***** LISTED ENTRIES *****
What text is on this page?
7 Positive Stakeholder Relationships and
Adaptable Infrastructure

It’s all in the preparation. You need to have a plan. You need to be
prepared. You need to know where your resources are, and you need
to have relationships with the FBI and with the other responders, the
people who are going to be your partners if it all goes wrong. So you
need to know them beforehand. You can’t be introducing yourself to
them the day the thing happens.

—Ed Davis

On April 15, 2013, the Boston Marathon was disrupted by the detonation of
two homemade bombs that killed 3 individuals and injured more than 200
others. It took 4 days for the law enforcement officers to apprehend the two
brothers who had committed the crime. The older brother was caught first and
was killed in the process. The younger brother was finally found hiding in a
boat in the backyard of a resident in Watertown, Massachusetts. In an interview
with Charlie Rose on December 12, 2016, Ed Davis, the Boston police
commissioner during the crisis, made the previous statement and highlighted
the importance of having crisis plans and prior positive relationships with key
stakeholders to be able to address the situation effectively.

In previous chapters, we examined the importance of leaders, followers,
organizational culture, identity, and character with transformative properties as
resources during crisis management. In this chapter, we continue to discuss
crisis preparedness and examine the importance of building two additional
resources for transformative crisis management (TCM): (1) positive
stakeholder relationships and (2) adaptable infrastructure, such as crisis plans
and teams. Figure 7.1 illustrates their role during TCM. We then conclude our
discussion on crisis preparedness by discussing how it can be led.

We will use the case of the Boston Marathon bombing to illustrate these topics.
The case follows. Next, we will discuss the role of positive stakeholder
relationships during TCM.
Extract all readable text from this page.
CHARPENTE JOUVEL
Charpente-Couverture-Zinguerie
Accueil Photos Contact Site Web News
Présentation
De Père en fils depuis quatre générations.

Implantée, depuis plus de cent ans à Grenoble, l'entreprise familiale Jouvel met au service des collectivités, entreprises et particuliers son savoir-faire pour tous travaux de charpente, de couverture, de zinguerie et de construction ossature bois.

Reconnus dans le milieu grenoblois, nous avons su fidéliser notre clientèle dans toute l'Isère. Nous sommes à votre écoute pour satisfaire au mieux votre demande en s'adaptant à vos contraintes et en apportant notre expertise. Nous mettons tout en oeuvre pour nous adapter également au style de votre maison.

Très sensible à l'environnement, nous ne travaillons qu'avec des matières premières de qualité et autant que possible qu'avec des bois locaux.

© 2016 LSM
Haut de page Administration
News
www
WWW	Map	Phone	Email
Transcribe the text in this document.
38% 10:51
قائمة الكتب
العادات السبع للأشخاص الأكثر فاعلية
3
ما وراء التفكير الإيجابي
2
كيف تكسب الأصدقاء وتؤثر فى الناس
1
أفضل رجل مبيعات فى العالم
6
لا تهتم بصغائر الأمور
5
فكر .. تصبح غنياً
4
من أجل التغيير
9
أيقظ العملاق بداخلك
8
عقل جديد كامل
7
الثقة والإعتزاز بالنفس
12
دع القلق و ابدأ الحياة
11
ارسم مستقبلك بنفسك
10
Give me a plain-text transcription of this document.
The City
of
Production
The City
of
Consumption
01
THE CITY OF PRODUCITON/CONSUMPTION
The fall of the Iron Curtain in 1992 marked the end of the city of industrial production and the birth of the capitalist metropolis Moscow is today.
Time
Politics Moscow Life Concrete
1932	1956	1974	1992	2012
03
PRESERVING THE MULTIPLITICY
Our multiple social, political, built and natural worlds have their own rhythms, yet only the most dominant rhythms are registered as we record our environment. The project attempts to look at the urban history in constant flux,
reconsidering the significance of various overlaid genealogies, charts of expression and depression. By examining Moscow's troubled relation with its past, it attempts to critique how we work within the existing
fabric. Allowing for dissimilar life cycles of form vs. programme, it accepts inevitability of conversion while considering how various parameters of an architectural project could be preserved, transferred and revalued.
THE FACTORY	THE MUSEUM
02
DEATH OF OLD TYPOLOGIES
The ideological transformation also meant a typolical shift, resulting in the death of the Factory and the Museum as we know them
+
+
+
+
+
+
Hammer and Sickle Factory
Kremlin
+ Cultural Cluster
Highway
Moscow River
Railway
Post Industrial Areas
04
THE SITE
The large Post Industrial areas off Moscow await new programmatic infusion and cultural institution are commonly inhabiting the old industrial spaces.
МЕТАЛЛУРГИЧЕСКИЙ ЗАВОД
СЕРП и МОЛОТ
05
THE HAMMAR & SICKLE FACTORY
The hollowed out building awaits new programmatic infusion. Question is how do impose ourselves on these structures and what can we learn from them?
*****
#### PROMPT
Return all lines of the material above in which the word "them" occurs.

#### RESULT OF THIS EXERCISE
need to know them beforehand. You can’t be introducing yourself to
them the day the thing happens.
The ideological transformation also meant a typolical shift, resulting in the death of the Factory and the Museum as we know them
The hollowed out building awaits new programmatic infusion. Question is how do impose ourselves on these structures and what can we learn from them?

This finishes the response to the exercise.